● DIRECTIONS
Only a number is wanted: how many lines in the records below contain "true"?

● INFORMATION PROVIDED
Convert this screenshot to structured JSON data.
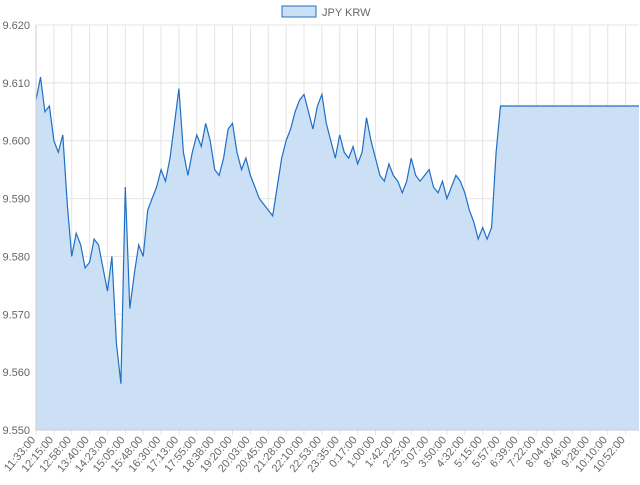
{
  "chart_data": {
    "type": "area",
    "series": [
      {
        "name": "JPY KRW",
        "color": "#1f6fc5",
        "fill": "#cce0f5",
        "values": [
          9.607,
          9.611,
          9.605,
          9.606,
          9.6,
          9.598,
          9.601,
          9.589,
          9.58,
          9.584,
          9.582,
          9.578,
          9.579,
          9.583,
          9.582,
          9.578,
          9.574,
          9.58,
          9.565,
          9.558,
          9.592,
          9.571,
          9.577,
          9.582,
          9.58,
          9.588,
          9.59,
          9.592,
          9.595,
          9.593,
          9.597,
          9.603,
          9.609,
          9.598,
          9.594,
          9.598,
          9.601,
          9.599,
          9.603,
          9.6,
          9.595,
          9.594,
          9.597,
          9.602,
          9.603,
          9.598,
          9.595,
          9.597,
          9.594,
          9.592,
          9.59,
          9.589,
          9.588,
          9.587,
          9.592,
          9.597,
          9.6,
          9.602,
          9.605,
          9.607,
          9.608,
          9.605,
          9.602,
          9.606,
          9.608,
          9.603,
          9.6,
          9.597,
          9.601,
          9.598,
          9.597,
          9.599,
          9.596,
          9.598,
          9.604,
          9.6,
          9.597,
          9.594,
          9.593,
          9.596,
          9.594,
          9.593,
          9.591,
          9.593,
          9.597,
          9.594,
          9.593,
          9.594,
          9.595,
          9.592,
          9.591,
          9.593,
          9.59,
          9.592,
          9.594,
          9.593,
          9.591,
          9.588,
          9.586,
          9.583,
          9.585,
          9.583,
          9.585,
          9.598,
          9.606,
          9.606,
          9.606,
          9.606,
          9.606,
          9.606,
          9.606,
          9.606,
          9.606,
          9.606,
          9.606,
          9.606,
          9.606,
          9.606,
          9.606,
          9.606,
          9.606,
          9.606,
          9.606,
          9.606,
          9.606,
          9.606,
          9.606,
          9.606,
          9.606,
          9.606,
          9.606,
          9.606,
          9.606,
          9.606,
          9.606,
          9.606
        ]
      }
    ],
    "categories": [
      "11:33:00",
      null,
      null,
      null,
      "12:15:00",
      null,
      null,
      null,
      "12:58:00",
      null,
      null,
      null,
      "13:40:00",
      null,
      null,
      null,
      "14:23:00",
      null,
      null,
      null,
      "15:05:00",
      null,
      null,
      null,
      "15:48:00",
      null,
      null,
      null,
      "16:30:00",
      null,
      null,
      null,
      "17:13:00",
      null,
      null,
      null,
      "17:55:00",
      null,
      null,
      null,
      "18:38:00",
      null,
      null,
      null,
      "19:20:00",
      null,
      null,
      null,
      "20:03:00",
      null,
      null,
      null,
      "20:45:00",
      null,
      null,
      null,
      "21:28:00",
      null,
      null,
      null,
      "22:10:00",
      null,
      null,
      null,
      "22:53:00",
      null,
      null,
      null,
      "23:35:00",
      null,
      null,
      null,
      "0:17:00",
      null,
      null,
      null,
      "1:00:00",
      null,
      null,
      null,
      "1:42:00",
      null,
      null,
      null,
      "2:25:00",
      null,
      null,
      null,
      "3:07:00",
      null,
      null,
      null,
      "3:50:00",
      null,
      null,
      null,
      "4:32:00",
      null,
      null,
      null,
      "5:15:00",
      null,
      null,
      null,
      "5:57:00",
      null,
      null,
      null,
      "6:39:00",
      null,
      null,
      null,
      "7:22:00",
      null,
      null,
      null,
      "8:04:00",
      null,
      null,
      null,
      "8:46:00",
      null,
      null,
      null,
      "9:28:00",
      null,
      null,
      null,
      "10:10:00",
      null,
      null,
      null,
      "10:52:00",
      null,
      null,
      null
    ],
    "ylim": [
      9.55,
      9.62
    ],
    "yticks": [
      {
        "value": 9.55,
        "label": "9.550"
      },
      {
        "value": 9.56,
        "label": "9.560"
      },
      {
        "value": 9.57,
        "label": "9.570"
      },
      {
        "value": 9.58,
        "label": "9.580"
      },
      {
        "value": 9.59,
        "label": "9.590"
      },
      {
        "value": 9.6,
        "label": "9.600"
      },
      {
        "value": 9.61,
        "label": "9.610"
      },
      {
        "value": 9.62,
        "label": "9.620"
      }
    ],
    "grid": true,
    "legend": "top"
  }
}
--
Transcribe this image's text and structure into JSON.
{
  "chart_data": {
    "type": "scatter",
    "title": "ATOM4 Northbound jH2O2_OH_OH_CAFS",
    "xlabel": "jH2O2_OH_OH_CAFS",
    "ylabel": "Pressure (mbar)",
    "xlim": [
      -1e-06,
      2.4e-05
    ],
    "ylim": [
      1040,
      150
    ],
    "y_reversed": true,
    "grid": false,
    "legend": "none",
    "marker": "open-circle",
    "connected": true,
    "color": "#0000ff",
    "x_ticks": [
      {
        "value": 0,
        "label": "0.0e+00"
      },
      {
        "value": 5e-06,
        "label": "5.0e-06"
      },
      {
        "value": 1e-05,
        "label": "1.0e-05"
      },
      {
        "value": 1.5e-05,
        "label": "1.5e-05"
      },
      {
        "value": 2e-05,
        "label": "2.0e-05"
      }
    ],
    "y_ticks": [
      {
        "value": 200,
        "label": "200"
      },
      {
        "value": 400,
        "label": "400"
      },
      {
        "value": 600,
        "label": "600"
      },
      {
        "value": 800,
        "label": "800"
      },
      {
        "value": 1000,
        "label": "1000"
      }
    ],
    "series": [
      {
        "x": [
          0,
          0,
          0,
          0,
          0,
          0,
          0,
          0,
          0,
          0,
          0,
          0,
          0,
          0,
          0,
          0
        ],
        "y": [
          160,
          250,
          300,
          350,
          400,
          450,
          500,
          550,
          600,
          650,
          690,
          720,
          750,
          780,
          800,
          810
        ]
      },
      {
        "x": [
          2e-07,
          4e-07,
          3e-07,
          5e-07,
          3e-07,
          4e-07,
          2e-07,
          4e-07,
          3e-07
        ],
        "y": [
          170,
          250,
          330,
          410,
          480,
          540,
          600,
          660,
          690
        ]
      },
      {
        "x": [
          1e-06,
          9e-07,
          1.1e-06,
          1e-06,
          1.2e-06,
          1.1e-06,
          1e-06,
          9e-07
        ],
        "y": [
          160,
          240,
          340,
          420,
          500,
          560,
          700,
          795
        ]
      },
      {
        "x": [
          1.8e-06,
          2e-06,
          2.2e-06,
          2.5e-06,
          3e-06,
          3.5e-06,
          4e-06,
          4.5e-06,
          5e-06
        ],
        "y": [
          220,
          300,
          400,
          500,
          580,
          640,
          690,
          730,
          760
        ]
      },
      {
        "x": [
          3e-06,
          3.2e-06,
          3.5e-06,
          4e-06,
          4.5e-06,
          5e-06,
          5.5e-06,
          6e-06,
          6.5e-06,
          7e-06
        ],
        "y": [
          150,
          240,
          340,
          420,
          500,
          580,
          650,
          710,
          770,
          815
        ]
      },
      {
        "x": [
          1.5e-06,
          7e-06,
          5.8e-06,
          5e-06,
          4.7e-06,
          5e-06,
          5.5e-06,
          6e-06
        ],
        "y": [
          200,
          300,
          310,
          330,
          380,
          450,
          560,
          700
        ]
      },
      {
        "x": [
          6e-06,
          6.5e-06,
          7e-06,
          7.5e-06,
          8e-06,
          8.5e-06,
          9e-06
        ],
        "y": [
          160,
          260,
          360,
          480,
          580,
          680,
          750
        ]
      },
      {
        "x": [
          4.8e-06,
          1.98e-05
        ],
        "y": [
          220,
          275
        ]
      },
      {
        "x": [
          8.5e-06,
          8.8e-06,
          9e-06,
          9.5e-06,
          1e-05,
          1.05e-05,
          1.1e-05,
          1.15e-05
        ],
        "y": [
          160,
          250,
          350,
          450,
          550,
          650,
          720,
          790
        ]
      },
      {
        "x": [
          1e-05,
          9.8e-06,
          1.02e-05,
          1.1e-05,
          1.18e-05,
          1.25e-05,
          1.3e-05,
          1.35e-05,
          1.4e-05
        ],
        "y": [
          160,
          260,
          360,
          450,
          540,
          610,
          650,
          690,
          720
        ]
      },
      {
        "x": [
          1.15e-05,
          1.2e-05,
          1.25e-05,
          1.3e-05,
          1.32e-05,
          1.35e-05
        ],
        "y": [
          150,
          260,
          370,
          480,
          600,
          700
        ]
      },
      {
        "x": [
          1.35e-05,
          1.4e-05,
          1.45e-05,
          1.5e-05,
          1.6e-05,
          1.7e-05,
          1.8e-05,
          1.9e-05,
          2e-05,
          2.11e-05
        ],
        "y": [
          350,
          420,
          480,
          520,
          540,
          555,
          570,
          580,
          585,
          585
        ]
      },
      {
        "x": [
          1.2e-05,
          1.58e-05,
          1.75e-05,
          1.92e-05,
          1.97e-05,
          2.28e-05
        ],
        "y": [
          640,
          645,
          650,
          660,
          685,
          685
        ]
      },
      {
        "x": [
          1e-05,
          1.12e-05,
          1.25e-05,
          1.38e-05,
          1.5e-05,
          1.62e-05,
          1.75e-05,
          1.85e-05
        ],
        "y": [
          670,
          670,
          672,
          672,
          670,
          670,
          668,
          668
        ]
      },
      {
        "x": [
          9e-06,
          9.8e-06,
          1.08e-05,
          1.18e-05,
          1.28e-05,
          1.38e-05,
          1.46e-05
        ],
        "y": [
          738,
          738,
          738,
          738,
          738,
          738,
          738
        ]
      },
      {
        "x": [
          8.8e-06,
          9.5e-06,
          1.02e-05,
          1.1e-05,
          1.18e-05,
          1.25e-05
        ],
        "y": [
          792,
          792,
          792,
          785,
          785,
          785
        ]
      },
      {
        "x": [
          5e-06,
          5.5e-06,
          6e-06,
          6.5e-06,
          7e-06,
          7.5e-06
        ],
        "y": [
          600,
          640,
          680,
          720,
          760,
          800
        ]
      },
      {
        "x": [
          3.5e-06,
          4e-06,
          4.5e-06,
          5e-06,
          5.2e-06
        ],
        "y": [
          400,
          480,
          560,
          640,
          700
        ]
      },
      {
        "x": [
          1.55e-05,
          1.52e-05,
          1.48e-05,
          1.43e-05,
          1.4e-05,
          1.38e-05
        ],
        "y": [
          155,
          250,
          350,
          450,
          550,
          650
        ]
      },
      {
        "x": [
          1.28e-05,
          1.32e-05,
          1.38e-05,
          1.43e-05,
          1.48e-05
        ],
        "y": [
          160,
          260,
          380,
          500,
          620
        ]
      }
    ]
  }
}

● RESULT FOR THIS TASK
3